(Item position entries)
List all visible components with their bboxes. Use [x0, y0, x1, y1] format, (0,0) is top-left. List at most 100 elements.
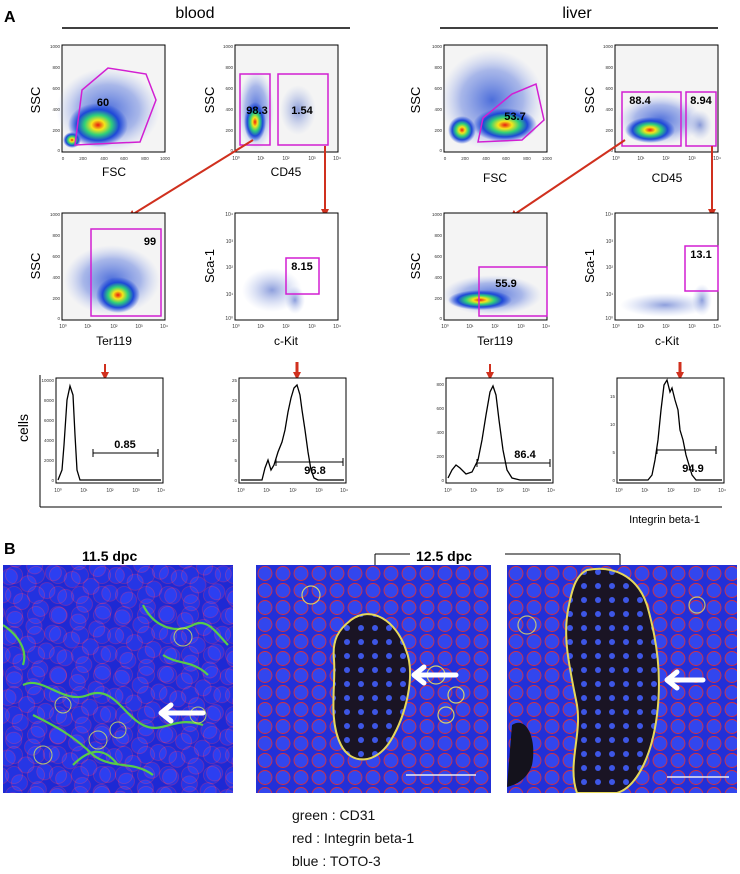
gate-arrow: [127, 139, 254, 218]
value-blood-cd45-left: 98.3: [246, 105, 267, 117]
panel-b-letter: B: [4, 541, 16, 558]
xtick: 10²: [491, 324, 499, 330]
xtick: 10²: [106, 488, 114, 494]
xtick: 10⁴: [713, 156, 721, 162]
xtick: 10²: [110, 324, 118, 330]
plot-liver-cd45-ssc: 88.4 8.94 SSC CD45 1000 800 600 400 200 …: [582, 44, 721, 185]
ytick: 20: [232, 398, 238, 403]
xtick: 10⁴: [542, 324, 550, 330]
ytick: 600: [434, 254, 442, 259]
micrograph-11-5-dpc: [3, 565, 233, 793]
xtick: 10⁴: [157, 488, 165, 494]
xtick: 800: [523, 156, 531, 161]
ytick: 400: [436, 430, 444, 435]
ytick: 400: [605, 107, 613, 112]
ytick: 1000: [603, 44, 614, 49]
plot-blood-ckit-sca1: 8.15 Sca-1 c-Kit 10⁴ 10³ 10² 10¹ 10⁰ 10⁰…: [202, 212, 341, 348]
xtick: 400: [482, 156, 490, 161]
xtick: 1000: [160, 156, 171, 161]
xtick: 10¹: [257, 156, 265, 162]
ytick: 1000: [432, 212, 443, 217]
ytick: 5: [612, 450, 615, 455]
ytick: 25: [232, 378, 238, 383]
xtick: 10¹: [470, 488, 478, 494]
value: 0.85: [114, 439, 135, 451]
ytick: 0: [230, 148, 233, 153]
plot-blood-ter119-ssc: 99 SSC Ter119 1000 800 600 400 200 0 10⁰…: [28, 212, 168, 348]
gate-arrow: [509, 139, 626, 218]
xtick: 10²: [662, 156, 670, 162]
histogram-curve: [619, 378, 722, 481]
xtick: 10²: [289, 488, 297, 494]
ytick: 800: [225, 65, 233, 70]
value-liver-ter119: 55.9: [495, 278, 516, 290]
xlabel: Ter119: [477, 334, 513, 348]
ytick: 10000: [41, 378, 54, 383]
xtick: 800: [141, 156, 149, 161]
xlabel: CD45: [652, 171, 683, 185]
figure-panel-a: A blood liver 60 SSC FSC 1000 800 600 40…: [4, 5, 726, 526]
xtick: 10³: [308, 324, 316, 330]
histogram-liver-ckit: 94.9 15 10 5 0 10⁰ 10¹ 10² 10³ 10⁴: [610, 377, 726, 494]
ylabel: Sca-1: [582, 249, 597, 283]
xlabel: FSC: [102, 165, 126, 179]
xtick: 0: [444, 156, 447, 161]
xtick: 10⁰: [612, 324, 620, 330]
ytick: 0: [441, 478, 444, 483]
value-blood-fsc: 60: [97, 97, 109, 109]
xtick: 10²: [667, 488, 675, 494]
xtick: 10⁴: [333, 156, 341, 162]
xtick: 10¹: [637, 156, 645, 162]
ytick: 10³: [606, 239, 614, 245]
histogram-curve: [447, 384, 551, 481]
ytick: 600: [225, 86, 233, 91]
xtick: 600: [120, 156, 128, 161]
xlabel: c-Kit: [655, 334, 680, 348]
value-liver-ckit: 13.1: [690, 249, 711, 261]
histogram-liver-ter119: 86.4 800 600 400 200 0 10⁰ 10¹ 10² 10³ 1…: [436, 377, 555, 494]
ytick: 400: [434, 107, 442, 112]
ytick: 10: [610, 422, 616, 427]
value-liver-cd45-right: 8.94: [690, 95, 712, 107]
dpc-bracket: [374, 553, 621, 566]
xtick: 10³: [688, 324, 696, 330]
ytick: 0: [439, 316, 442, 321]
plot-blood-cd45-ssc: 98.3 1.54 SSC CD45 1000 800 600 400 200 …: [202, 44, 341, 179]
arrow-icon: [411, 664, 459, 686]
ytick: 600: [436, 406, 444, 411]
ytick: 200: [605, 128, 613, 133]
ytick: 800: [434, 65, 442, 70]
xtick: 10²: [496, 488, 504, 494]
legend-red: red : Integrin beta-1: [292, 830, 415, 846]
ytick: 10³: [226, 239, 234, 245]
stain-legend: green : CD31 red : Integrin beta-1 blue …: [292, 804, 414, 873]
xlabel: c-Kit: [274, 334, 299, 348]
ytick: 0: [57, 316, 60, 321]
xtick: 10³: [693, 488, 701, 494]
ytick: 10⁰: [605, 316, 613, 322]
xtick: 10³: [132, 488, 140, 494]
plot-liver-ckit-sca1: 13.1 Sca-1 c-Kit 10⁴ 10³ 10² 10¹ 10⁰ 10⁰…: [582, 212, 721, 348]
micrograph-12-5-dpc-2: [507, 565, 737, 793]
ylabel: SSC: [202, 87, 217, 114]
xtick: 10³: [517, 324, 525, 330]
xtick: 10⁰: [612, 156, 620, 162]
xtick: 10²: [662, 324, 670, 330]
label-12-5-dpc: 12.5 dpc: [416, 548, 473, 564]
ytick: 0: [57, 148, 60, 153]
xtick: 10⁰: [441, 324, 449, 330]
micrograph-12-5-dpc-1: [256, 565, 491, 793]
xtick: 10⁰: [54, 488, 62, 494]
ytick: 600: [605, 86, 613, 91]
histogram-curve: [241, 383, 344, 481]
ylabel: Sca-1: [202, 249, 217, 283]
xtick: 400: [100, 156, 108, 161]
ytick: 800: [605, 65, 613, 70]
legend-blue: blue : TOTO-3: [292, 853, 381, 869]
xtick: 10²: [282, 324, 290, 330]
ytick: 800: [52, 233, 60, 238]
xtick: 200: [79, 156, 87, 161]
ytick: 400: [52, 275, 60, 280]
ytick: 6000: [44, 418, 55, 423]
xtick: 10³: [315, 488, 323, 494]
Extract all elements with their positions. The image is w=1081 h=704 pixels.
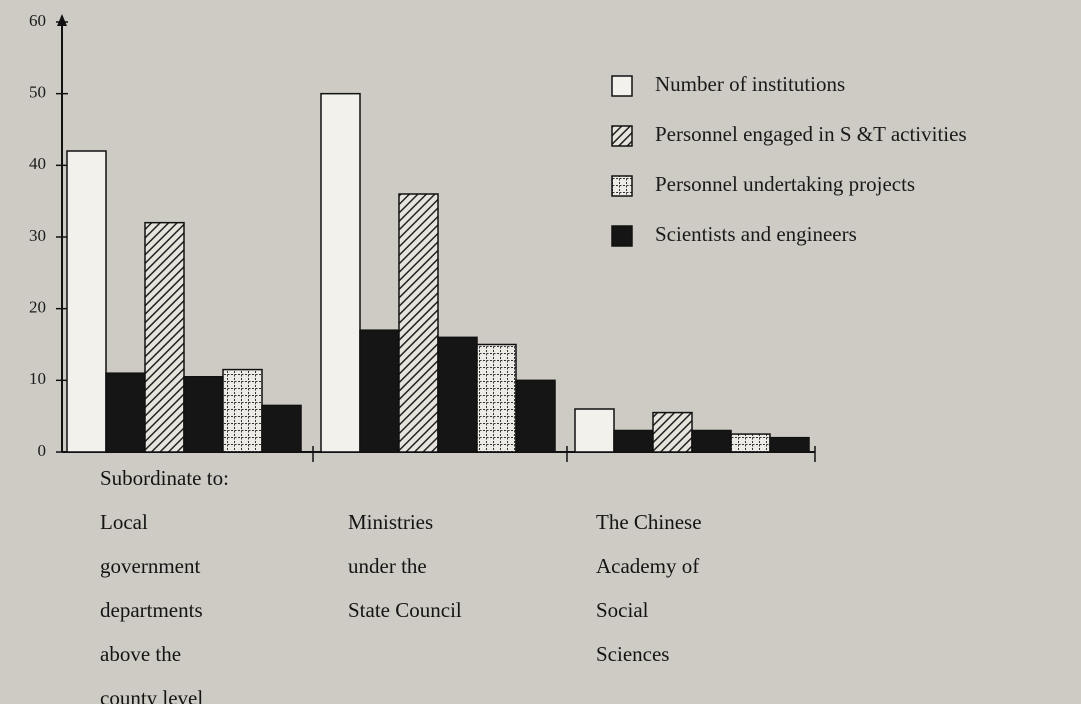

- **Goal**: Edit the data above by replacing every "xtick" with "x-axis tick" and leaving everything else unchanged. Leave out the pictures.

- **Exercise answer**:
List all visible components with their bboxes. Use [x0, y0, x1, y1] format, (0,0) is top-left. List at most 100 elements.
gate-arrow: [127, 139, 254, 218]
value-blood-cd45-left: 98.3: [246, 105, 267, 117]
panel-b-letter: B: [4, 541, 16, 558]
x-axis tick: 10²: [491, 324, 499, 330]
x-axis tick: 10²: [106, 488, 114, 494]
x-axis tick: 10⁴: [713, 156, 721, 162]
x-axis tick: 10²: [110, 324, 118, 330]
plot-liver-cd45-ssc: 88.4 8.94 SSC CD45 1000 800 600 400 200 …: [582, 44, 721, 185]
ytick: 20: [232, 398, 238, 403]
x-axis tick: 10⁴: [542, 324, 550, 330]
ytick: 600: [434, 254, 442, 259]
micrograph-11-5-dpc: [3, 565, 233, 793]
x-axis tick: 10⁴: [157, 488, 165, 494]
x-axis tick: 800: [523, 156, 531, 161]
ytick: 400: [436, 430, 444, 435]
ytick: 400: [605, 107, 613, 112]
ytick: 1000: [603, 44, 614, 49]
plot-blood-ckit-sca1: 8.15 Sca-1 c-Kit 10⁴ 10³ 10² 10¹ 10⁰ 10⁰…: [202, 212, 341, 348]
x-axis tick: 400: [482, 156, 490, 161]
x-axis tick: 1000: [160, 156, 171, 161]
x-axis tick: 10¹: [257, 156, 265, 162]
ytick: 1000: [432, 212, 443, 217]
ytick: 5: [612, 450, 615, 455]
ytick: 25: [232, 378, 238, 383]
x-axis tick: 10¹: [470, 488, 478, 494]
value: 0.85: [114, 439, 135, 451]
ytick: 0: [230, 148, 233, 153]
plot-blood-ter119-ssc: 99 SSC Ter119 1000 800 600 400 200 0 10⁰…: [28, 212, 168, 348]
gate-arrow: [509, 139, 626, 218]
x-axis tick: 10²: [662, 156, 670, 162]
histogram-curve: [619, 378, 722, 481]
x-axis tick: 10²: [289, 488, 297, 494]
ytick: 800: [225, 65, 233, 70]
value-liver-ter119: 55.9: [495, 278, 516, 290]
xlabel: Ter119: [477, 334, 513, 348]
ytick: 10000: [41, 378, 54, 383]
x-axis tick: 800: [141, 156, 149, 161]
xlabel: CD45: [652, 171, 683, 185]
figure-panel-a: A blood liver 60 SSC FSC 1000 800 600 40…: [4, 5, 726, 526]
x-axis tick: 10³: [308, 324, 316, 330]
histogram-liver-ckit: 94.9 15 10 5 0 10⁰ 10¹ 10² 10³ 10⁴: [610, 377, 726, 494]
ylabel: Sca-1: [582, 249, 597, 283]
xlabel: FSC: [102, 165, 126, 179]
x-axis tick: 0: [444, 156, 447, 161]
x-axis tick: 10⁰: [612, 324, 620, 330]
ytick: 0: [441, 478, 444, 483]
value-blood-fsc: 60: [97, 97, 109, 109]
x-axis tick: 10²: [667, 488, 675, 494]
x-axis tick: 10⁴: [333, 156, 341, 162]
x-axis tick: 10¹: [637, 156, 645, 162]
ytick: 10³: [606, 239, 614, 245]
histogram-curve: [447, 384, 551, 481]
ytick: 600: [225, 86, 233, 91]
x-axis tick: 600: [120, 156, 128, 161]
xlabel: c-Kit: [655, 334, 680, 348]
value-liver-ckit: 13.1: [690, 249, 711, 261]
histogram-liver-ter119: 86.4 800 600 400 200 0 10⁰ 10¹ 10² 10³ 1…: [436, 377, 555, 494]
ytick: 400: [434, 107, 442, 112]
ytick: 10: [610, 422, 616, 427]
value-liver-cd45-right: 8.94: [690, 95, 712, 107]
dpc-bracket: [374, 553, 621, 566]
x-axis tick: 10³: [688, 324, 696, 330]
ytick: 0: [439, 316, 442, 321]
plot-blood-cd45-ssc: 98.3 1.54 SSC CD45 1000 800 600 400 200 …: [202, 44, 341, 179]
arrow-icon: [411, 664, 459, 686]
ytick: 600: [436, 406, 444, 411]
ytick: 200: [605, 128, 613, 133]
ytick: 800: [434, 65, 442, 70]
x-axis tick: 10²: [496, 488, 504, 494]
legend-red: red : Integrin beta-1: [292, 830, 415, 846]
ytick: 10³: [226, 239, 234, 245]
stain-legend: green : CD31 red : Integrin beta-1 blue …: [292, 804, 414, 873]
xlabel: c-Kit: [274, 334, 299, 348]
ytick: 0: [57, 316, 60, 321]
x-axis tick: 10³: [693, 488, 701, 494]
ytick: 10⁰: [605, 316, 613, 322]
x-axis tick: 10³: [132, 488, 140, 494]
plot-liver-ckit-sca1: 13.1 Sca-1 c-Kit 10⁴ 10³ 10² 10¹ 10⁰ 10⁰…: [582, 212, 721, 348]
micrograph-12-5-dpc-2: [507, 565, 737, 793]
ylabel: SSC: [202, 87, 217, 114]
x-axis tick: 10³: [517, 324, 525, 330]
x-axis tick: 10⁰: [612, 156, 620, 162]
x-axis tick: 10²: [662, 324, 670, 330]
label-12-5-dpc: 12.5 dpc: [416, 548, 473, 564]
ytick: 0: [57, 148, 60, 153]
x-axis tick: 10⁰: [441, 324, 449, 330]
micrograph-12-5-dpc-1: [256, 565, 491, 793]
x-axis tick: 10⁰: [54, 488, 62, 494]
ytick: 600: [605, 86, 613, 91]
histogram-curve: [241, 383, 344, 481]
ylabel: Sca-1: [202, 249, 217, 283]
x-axis tick: 400: [100, 156, 108, 161]
ytick: 800: [605, 65, 613, 70]
legend-blue: blue : TOTO-3: [292, 853, 381, 869]
x-axis tick: 10²: [282, 324, 290, 330]
ytick: 800: [52, 233, 60, 238]
x-axis tick: 200: [79, 156, 87, 161]
ytick: 400: [52, 275, 60, 280]
ytick: 6000: [44, 418, 55, 423]
x-axis tick: 10³: [315, 488, 323, 494]
Extract all elements with their positions. The image is w=1081 h=704 pixels.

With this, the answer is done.